EXERCISE BRIEF> Reply with nothing except the number of lines that contain the word "phase".

INPUT ROWS>
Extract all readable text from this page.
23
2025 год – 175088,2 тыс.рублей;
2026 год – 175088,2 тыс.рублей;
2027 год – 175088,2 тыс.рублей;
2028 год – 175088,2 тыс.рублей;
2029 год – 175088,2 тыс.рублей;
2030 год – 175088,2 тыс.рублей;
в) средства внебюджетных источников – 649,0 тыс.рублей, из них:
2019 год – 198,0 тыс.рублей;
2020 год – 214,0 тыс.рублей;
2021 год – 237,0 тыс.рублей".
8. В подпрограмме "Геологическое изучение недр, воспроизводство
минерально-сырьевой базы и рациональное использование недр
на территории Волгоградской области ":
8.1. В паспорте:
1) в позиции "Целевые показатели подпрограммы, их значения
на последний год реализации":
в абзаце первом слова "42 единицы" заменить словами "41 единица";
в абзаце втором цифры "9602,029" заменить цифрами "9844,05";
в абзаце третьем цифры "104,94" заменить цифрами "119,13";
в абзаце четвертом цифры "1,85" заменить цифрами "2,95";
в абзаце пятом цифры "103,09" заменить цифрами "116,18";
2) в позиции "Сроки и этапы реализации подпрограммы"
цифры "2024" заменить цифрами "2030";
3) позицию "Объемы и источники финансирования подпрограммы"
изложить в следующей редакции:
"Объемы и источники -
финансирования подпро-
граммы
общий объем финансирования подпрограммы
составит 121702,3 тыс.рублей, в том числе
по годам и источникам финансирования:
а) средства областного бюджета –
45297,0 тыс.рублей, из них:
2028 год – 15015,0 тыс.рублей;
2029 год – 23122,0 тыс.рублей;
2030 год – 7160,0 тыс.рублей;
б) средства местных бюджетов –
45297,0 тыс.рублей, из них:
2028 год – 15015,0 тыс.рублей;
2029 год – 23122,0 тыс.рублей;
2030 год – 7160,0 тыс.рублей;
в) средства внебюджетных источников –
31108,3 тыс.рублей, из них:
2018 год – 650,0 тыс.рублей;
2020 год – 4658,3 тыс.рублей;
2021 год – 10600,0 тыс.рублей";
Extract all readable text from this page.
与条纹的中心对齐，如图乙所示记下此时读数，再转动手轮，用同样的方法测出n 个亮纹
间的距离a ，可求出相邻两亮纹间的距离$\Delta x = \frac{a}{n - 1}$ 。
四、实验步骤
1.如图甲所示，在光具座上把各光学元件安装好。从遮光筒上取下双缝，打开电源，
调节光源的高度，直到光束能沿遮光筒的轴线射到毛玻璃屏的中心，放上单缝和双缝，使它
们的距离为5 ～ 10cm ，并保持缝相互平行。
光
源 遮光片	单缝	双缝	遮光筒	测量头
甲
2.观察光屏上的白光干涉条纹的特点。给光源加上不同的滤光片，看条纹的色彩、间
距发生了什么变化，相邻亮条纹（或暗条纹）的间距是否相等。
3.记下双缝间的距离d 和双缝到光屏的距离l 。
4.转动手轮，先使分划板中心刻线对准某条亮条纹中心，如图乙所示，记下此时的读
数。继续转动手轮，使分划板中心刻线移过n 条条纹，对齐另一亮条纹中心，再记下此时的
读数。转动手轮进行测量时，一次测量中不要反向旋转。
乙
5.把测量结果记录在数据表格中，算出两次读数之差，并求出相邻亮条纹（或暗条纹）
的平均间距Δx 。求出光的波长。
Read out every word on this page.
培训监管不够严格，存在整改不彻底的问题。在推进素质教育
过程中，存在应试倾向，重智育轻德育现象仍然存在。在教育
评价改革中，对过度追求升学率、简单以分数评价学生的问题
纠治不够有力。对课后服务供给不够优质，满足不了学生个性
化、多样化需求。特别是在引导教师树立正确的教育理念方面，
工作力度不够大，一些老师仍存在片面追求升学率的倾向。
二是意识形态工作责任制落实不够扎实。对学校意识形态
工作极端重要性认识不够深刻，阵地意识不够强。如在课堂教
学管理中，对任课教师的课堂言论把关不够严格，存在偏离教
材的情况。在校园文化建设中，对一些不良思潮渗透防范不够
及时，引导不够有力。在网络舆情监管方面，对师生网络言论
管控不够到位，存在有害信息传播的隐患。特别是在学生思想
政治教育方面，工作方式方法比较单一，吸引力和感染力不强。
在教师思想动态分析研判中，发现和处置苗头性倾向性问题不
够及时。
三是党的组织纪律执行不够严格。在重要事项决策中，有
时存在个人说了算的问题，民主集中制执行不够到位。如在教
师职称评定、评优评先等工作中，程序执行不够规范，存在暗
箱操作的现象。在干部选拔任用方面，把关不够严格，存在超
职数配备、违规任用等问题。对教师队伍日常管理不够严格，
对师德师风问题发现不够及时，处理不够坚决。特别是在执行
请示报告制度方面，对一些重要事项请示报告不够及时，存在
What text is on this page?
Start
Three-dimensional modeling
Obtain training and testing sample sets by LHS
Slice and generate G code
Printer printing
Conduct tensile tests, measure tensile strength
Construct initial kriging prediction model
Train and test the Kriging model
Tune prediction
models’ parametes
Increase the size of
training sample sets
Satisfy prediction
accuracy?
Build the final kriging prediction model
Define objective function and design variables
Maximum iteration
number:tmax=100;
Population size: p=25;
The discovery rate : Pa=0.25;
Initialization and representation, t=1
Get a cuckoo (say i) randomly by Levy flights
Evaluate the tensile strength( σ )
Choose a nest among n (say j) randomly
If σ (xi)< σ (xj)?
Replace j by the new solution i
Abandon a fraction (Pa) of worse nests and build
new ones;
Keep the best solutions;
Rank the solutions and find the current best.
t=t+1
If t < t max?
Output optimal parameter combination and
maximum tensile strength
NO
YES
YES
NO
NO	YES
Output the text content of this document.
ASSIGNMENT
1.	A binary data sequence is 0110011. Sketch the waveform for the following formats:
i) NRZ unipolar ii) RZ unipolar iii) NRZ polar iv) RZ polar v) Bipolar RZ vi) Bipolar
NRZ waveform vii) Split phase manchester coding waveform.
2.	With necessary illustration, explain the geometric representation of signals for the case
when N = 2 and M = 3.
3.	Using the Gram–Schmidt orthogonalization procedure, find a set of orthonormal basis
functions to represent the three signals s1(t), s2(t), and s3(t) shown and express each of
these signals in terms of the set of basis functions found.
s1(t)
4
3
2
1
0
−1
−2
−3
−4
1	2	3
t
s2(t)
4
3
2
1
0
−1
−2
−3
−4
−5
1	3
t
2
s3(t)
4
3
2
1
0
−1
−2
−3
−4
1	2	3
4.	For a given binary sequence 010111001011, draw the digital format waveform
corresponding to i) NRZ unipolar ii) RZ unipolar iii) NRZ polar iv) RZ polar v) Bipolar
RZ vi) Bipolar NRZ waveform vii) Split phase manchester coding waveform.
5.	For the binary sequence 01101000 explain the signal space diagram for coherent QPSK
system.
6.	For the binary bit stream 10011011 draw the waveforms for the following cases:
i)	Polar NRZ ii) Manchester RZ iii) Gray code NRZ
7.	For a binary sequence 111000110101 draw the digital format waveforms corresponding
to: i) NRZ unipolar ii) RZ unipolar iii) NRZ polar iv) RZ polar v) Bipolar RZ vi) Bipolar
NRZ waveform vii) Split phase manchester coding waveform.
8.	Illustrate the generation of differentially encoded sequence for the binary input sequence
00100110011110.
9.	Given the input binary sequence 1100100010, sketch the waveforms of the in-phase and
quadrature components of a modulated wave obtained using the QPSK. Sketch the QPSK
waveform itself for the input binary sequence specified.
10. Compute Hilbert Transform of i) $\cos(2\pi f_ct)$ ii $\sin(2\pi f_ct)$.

FINISHED TASK> 4